··· Dataset excerpts ···

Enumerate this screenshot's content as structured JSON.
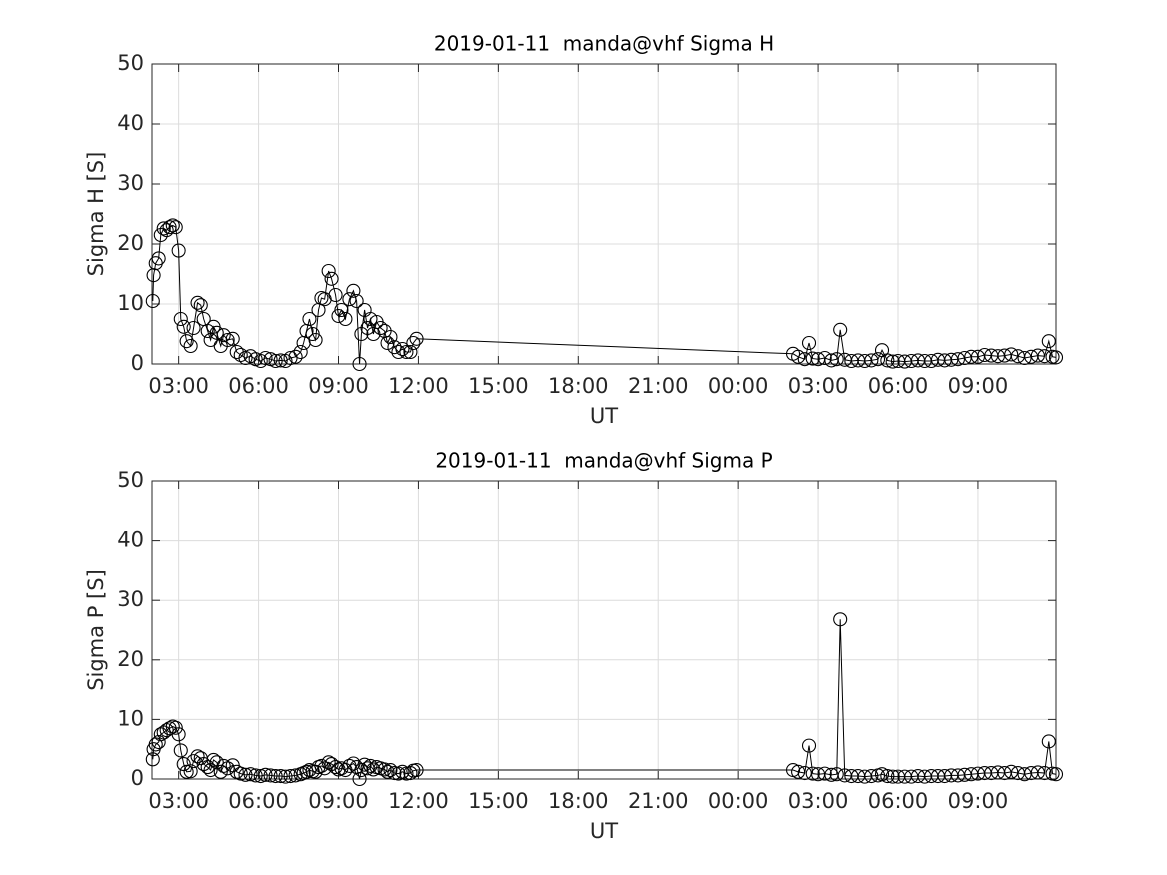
{
  "chart_data": [
    {
      "type": "line",
      "title": "2019-01-11  manda@vhf Sigma H",
      "xlabel": "UT",
      "ylabel": "Sigma H [S]",
      "x": [
        2.03,
        2.06,
        2.14,
        2.25,
        2.33,
        2.44,
        2.55,
        2.66,
        2.78,
        2.89,
        3.0,
        3.08,
        3.19,
        3.3,
        3.45,
        3.56,
        3.71,
        3.83,
        3.94,
        4.09,
        4.2,
        4.31,
        4.43,
        4.58,
        4.69,
        4.84,
        5.03,
        5.18,
        5.33,
        5.51,
        5.7,
        5.89,
        6.08,
        6.26,
        6.45,
        6.64,
        6.83,
        7.01,
        7.2,
        7.39,
        7.58,
        7.69,
        7.8,
        7.91,
        8.03,
        8.14,
        8.25,
        8.36,
        8.48,
        8.63,
        8.74,
        8.89,
        9.0,
        9.11,
        9.26,
        9.41,
        9.56,
        9.68,
        9.79,
        9.86,
        9.98,
        10.09,
        10.2,
        10.31,
        10.43,
        10.58,
        10.73,
        10.84,
        10.95,
        11.1,
        11.25,
        11.4,
        11.55,
        11.7,
        11.81,
        11.93,
        26.06,
        26.25,
        26.5,
        26.66,
        26.8,
        27.0,
        27.25,
        27.5,
        27.7,
        27.83,
        28.0,
        28.25,
        28.5,
        28.75,
        29.0,
        29.25,
        29.4,
        29.6,
        29.8,
        30.0,
        30.25,
        30.5,
        30.75,
        31.0,
        31.25,
        31.5,
        31.75,
        32.0,
        32.25,
        32.5,
        32.75,
        33.0,
        33.25,
        33.5,
        33.75,
        34.0,
        34.25,
        34.5,
        34.75,
        35.0,
        35.25,
        35.5,
        35.66,
        35.8,
        35.93
      ],
      "values": [
        10.5,
        14.8,
        16.8,
        17.6,
        21.5,
        22.6,
        22.3,
        22.8,
        23.1,
        22.8,
        18.9,
        7.5,
        6.2,
        3.8,
        3.0,
        6.0,
        10.2,
        9.8,
        7.5,
        5.5,
        4.0,
        6.2,
        5.2,
        3.0,
        4.8,
        4.0,
        4.2,
        2.0,
        1.5,
        1.0,
        1.3,
        0.8,
        0.5,
        1.0,
        0.8,
        0.5,
        0.6,
        0.5,
        1.0,
        1.2,
        2.0,
        3.5,
        5.5,
        7.5,
        5.0,
        4.0,
        9.0,
        11.0,
        10.8,
        15.5,
        14.2,
        11.5,
        8.0,
        9.0,
        7.5,
        10.8,
        12.2,
        10.5,
        0,
        5.0,
        9.0,
        6.0,
        7.5,
        5.0,
        7.0,
        6.0,
        5.5,
        3.5,
        4.5,
        2.8,
        2.0,
        2.5,
        2.0,
        2.0,
        3.5,
        4.2,
        1.7,
        1.2,
        0.8,
        3.5,
        0.9,
        0.8,
        1.0,
        0.6,
        0.8,
        5.7,
        0.7,
        0.5,
        0.6,
        0.5,
        0.6,
        0.8,
        2.3,
        0.6,
        0.4,
        0.5,
        0.4,
        0.5,
        0.6,
        0.5,
        0.5,
        0.7,
        0.6,
        0.7,
        0.8,
        1.0,
        1.2,
        1.2,
        1.5,
        1.4,
        1.3,
        1.4,
        1.6,
        1.3,
        1.0,
        1.2,
        1.4,
        1.3,
        3.8,
        1.2,
        1.1
      ],
      "color": "#000000",
      "marker": "circle",
      "xlim": [
        2.0,
        35.93
      ],
      "ylim": [
        0,
        50
      ],
      "xticks": [
        {
          "value": 3,
          "label": "03:00"
        },
        {
          "value": 6,
          "label": "06:00"
        },
        {
          "value": 9,
          "label": "09:00"
        },
        {
          "value": 12,
          "label": "12:00"
        },
        {
          "value": 15,
          "label": "15:00"
        },
        {
          "value": 18,
          "label": "18:00"
        },
        {
          "value": 21,
          "label": "21:00"
        },
        {
          "value": 24,
          "label": "00:00"
        },
        {
          "value": 27,
          "label": "03:00"
        },
        {
          "value": 30,
          "label": "06:00"
        },
        {
          "value": 33,
          "label": "09:00"
        }
      ],
      "yticks": [
        0,
        10,
        20,
        30,
        40,
        50
      ],
      "grid": true
    },
    {
      "type": "line",
      "title": "2019-01-11  manda@vhf Sigma P",
      "xlabel": "UT",
      "ylabel": "Sigma P [S]",
      "x": [
        2.03,
        2.06,
        2.14,
        2.25,
        2.33,
        2.44,
        2.55,
        2.66,
        2.78,
        2.89,
        3.0,
        3.08,
        3.19,
        3.3,
        3.45,
        3.56,
        3.71,
        3.83,
        3.94,
        4.09,
        4.2,
        4.31,
        4.43,
        4.58,
        4.69,
        4.84,
        5.03,
        5.18,
        5.33,
        5.51,
        5.7,
        5.89,
        6.08,
        6.26,
        6.45,
        6.64,
        6.83,
        7.01,
        7.2,
        7.39,
        7.58,
        7.69,
        7.8,
        7.91,
        8.03,
        8.14,
        8.25,
        8.36,
        8.48,
        8.63,
        8.74,
        8.89,
        9.0,
        9.11,
        9.26,
        9.41,
        9.56,
        9.68,
        9.79,
        9.86,
        9.98,
        10.09,
        10.2,
        10.31,
        10.43,
        10.58,
        10.73,
        10.84,
        10.95,
        11.1,
        11.25,
        11.4,
        11.55,
        11.7,
        11.81,
        11.93,
        26.06,
        26.25,
        26.5,
        26.66,
        26.8,
        27.0,
        27.25,
        27.5,
        27.7,
        27.83,
        28.0,
        28.25,
        28.5,
        28.75,
        29.0,
        29.25,
        29.4,
        29.6,
        29.8,
        30.0,
        30.25,
        30.5,
        30.75,
        31.0,
        31.25,
        31.5,
        31.75,
        32.0,
        32.25,
        32.5,
        32.75,
        33.0,
        33.25,
        33.5,
        33.75,
        34.0,
        34.25,
        34.5,
        34.75,
        35.0,
        35.25,
        35.5,
        35.66,
        35.8,
        35.93
      ],
      "values": [
        3.3,
        5.0,
        5.8,
        6.2,
        7.5,
        7.8,
        8.2,
        8.5,
        8.8,
        8.6,
        7.5,
        4.8,
        2.5,
        1.2,
        1.3,
        3.0,
        3.8,
        3.5,
        2.5,
        2.0,
        1.5,
        3.2,
        2.8,
        1.2,
        2.2,
        1.8,
        2.3,
        1.2,
        0.9,
        0.7,
        0.8,
        0.6,
        0.5,
        0.7,
        0.6,
        0.5,
        0.5,
        0.4,
        0.5,
        0.6,
        0.8,
        1.0,
        1.2,
        1.5,
        1.3,
        1.2,
        2.0,
        2.2,
        1.8,
        2.8,
        2.5,
        2.0,
        1.6,
        1.8,
        1.5,
        2.2,
        2.6,
        2.0,
        0,
        1.5,
        2.4,
        1.8,
        2.2,
        1.6,
        2.0,
        1.8,
        1.6,
        1.2,
        1.5,
        1.0,
        0.9,
        1.2,
        0.9,
        1.0,
        1.4,
        1.5,
        1.5,
        1.2,
        1.0,
        5.6,
        0.9,
        0.8,
        0.9,
        0.7,
        0.8,
        26.8,
        0.6,
        0.5,
        0.5,
        0.4,
        0.5,
        0.6,
        0.8,
        0.5,
        0.4,
        0.4,
        0.4,
        0.4,
        0.5,
        0.4,
        0.5,
        0.5,
        0.5,
        0.6,
        0.6,
        0.7,
        0.8,
        0.9,
        1.0,
        1.0,
        1.1,
        1.0,
        1.2,
        1.0,
        0.8,
        1.0,
        1.1,
        1.0,
        6.3,
        0.9,
        0.8
      ],
      "color": "#000000",
      "marker": "circle",
      "xlim": [
        2.0,
        35.93
      ],
      "ylim": [
        0,
        50
      ],
      "xticks": [
        {
          "value": 3,
          "label": "03:00"
        },
        {
          "value": 6,
          "label": "06:00"
        },
        {
          "value": 9,
          "label": "09:00"
        },
        {
          "value": 12,
          "label": "12:00"
        },
        {
          "value": 15,
          "label": "15:00"
        },
        {
          "value": 18,
          "label": "18:00"
        },
        {
          "value": 21,
          "label": "21:00"
        },
        {
          "value": 24,
          "label": "00:00"
        },
        {
          "value": 27,
          "label": "03:00"
        },
        {
          "value": 30,
          "label": "06:00"
        },
        {
          "value": 33,
          "label": "09:00"
        }
      ],
      "yticks": [
        0,
        10,
        20,
        30,
        40,
        50
      ],
      "grid": true
    }
  ]
}
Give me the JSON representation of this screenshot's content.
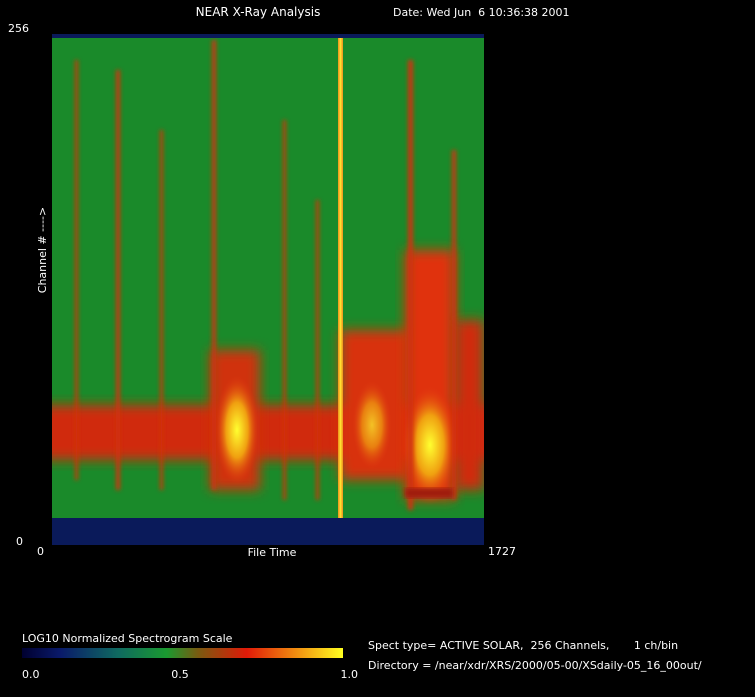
{
  "header": {
    "title": "NEAR X-Ray Analysis",
    "date": "Date: Wed Jun  6 10:36:38 2001"
  },
  "plot": {
    "y_axis_top": "256",
    "y_axis_bottom": "0",
    "y_axis_label": "Channel # ---->",
    "x_axis_left": "0",
    "x_axis_label": "File Time",
    "x_axis_right": "1727"
  },
  "colorbar": {
    "title": "LOG10 Normalized Spectrogram Scale",
    "labels": [
      "0.0",
      "0.5",
      "1.0"
    ]
  },
  "info": {
    "spect": "Spect type= ACTIVE SOLAR,  256 Channels,       1 ch/bin",
    "directory": "Directory = /near/xdr/XRS/2000/05-00/XSdaily-05_16_00out/"
  }
}
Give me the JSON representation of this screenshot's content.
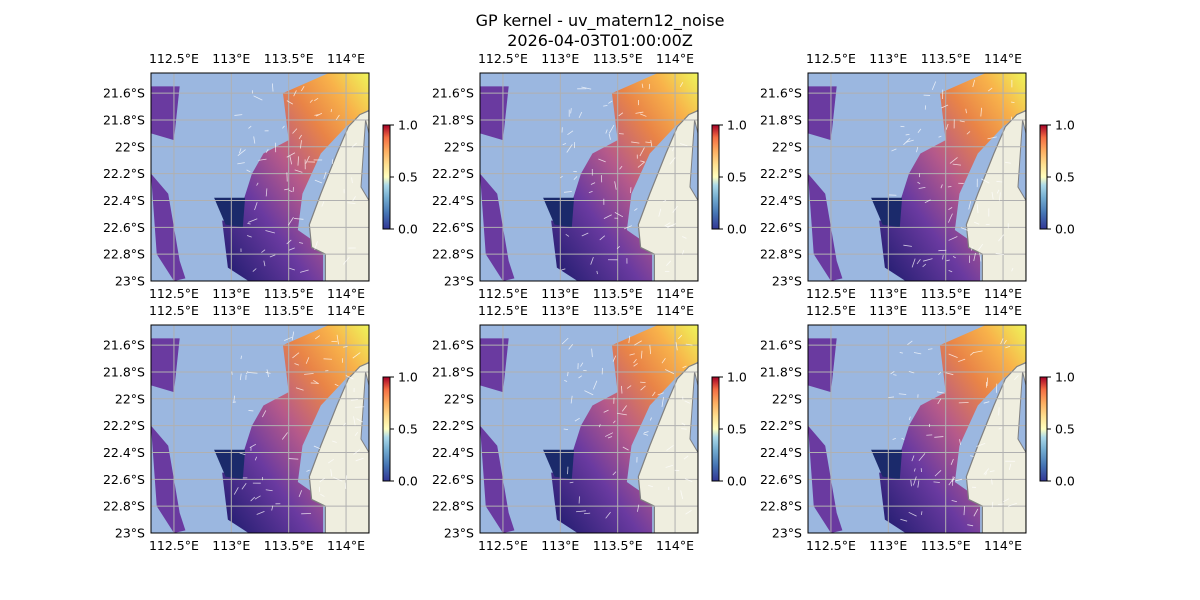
{
  "figure": {
    "title_line1": "GP kernel - uv_matern12_noise",
    "title_line2": "2026-04-03T01:00:00Z"
  },
  "chart_data": {
    "type": "heatmap",
    "panel_count": 6,
    "layout": "2 rows x 3 columns",
    "x_ticks": [
      "112.5°E",
      "113°E",
      "113.5°E",
      "114°E"
    ],
    "x_tick_values": [
      112.5,
      113.0,
      113.5,
      114.0
    ],
    "y_ticks": [
      "21.6°S",
      "21.8°S",
      "22°S",
      "22.2°S",
      "22.4°S",
      "22.6°S",
      "22.8°S",
      "23°S"
    ],
    "y_tick_values": [
      -21.6,
      -21.8,
      -22.0,
      -22.2,
      -22.4,
      -22.6,
      -22.8,
      -23.0
    ],
    "lon_range": [
      112.3,
      114.2
    ],
    "lat_range": [
      -23.0,
      -21.45
    ],
    "colorbar": {
      "range": [
        0.0,
        1.0
      ],
      "ticks": [
        "0.0",
        "0.5",
        "1.0"
      ],
      "colormap": "RdYlBu_r"
    },
    "field_colormap": "plasma",
    "ocean_color": "#9bb7e0",
    "land_color": "#efeedf",
    "grid": true,
    "vector_overlay": "white current arrows"
  }
}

···

_Requirement_. Within the material above, find the lines that contain the word "Sigma"; copy them.

_Answer to this problem_.
      "title": "2019-01-11  manda@vhf Sigma H",
      "ylabel": "Sigma H [S]",
      "title": "2019-01-11  manda@vhf Sigma P",
      "ylabel": "Sigma P [S]",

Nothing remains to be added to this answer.